== Directive ==
Below are some entries; can you quote all of them exactly?

>>>

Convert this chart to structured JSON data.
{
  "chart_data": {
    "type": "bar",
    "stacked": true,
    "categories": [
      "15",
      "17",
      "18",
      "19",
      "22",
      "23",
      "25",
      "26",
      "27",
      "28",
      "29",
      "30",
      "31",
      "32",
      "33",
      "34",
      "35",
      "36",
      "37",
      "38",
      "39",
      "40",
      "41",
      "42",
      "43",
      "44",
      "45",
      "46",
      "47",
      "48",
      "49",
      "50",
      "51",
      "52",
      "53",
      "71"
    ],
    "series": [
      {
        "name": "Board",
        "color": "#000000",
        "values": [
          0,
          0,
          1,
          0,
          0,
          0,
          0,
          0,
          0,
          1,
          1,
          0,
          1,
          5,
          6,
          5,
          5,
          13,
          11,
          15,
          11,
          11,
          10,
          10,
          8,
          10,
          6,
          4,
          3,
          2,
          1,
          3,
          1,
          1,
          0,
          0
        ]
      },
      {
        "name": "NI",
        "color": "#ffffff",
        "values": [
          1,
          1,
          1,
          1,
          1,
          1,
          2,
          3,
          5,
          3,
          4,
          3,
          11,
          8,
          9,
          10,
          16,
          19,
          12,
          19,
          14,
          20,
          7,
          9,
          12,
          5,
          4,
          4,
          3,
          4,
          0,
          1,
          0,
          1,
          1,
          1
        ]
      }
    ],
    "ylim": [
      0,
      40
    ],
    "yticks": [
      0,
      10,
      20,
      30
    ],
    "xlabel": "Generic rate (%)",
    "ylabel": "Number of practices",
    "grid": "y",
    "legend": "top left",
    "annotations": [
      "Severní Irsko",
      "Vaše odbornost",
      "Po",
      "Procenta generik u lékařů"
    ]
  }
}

<<<

== Final result ==
Convert this chart to structured JSON data.
{
  "chart_data": {
    "type": "bar",
    "stacked": true,
    "categories": [
      "15",
      "17",
      "18",
      "19",
      "22",
      "23",
      "25",
      "26",
      "27",
      "28",
      "29",
      "30",
      "31",
      "32",
      "33",
      "34",
      "35",
      "36",
      "37",
      "38",
      "39",
      "40",
      "41",
      "42",
      "43",
      "44",
      "45",
      "46",
      "47",
      "48",
      "49",
      "50",
      "51",
      "52",
      "53",
      "71"
    ],
    "series": [
      {
        "name": "Board",
        "color": "#000000",
        "values": [
          0,
          0,
          1,
          0,
          0,
          0,
          0,
          0,
          0,
          1,
          1,
          0,
          1,
          5,
          6,
          5,
          5,
          13,
          11,
          15,
          11,
          11,
          10,
          10,
          8,
          10,
          6,
          4,
          3,
          2,
          1,
          3,
          1,
          1,
          0,
          0
        ]
      },
      {
        "name": "NI",
        "color": "#ffffff",
        "values": [
          1,
          1,
          1,
          1,
          1,
          1,
          2,
          3,
          5,
          3,
          4,
          3,
          11,
          8,
          9,
          10,
          16,
          19,
          12,
          19,
          14,
          20,
          7,
          9,
          12,
          5,
          4,
          4,
          3,
          4,
          0,
          1,
          0,
          1,
          1,
          1
        ]
      }
    ],
    "ylim": [
      0,
      40
    ],
    "yticks": [
      0,
      10,
      20,
      30
    ],
    "xlabel": "Generic rate (%)",
    "ylabel": "Number of practices",
    "grid": "y",
    "legend": "top left",
    "annotations": [
      "Severní Irsko",
      "Vaše odbornost",
      "Po",
      "Procenta generik u lékařů"
    ]
  }
}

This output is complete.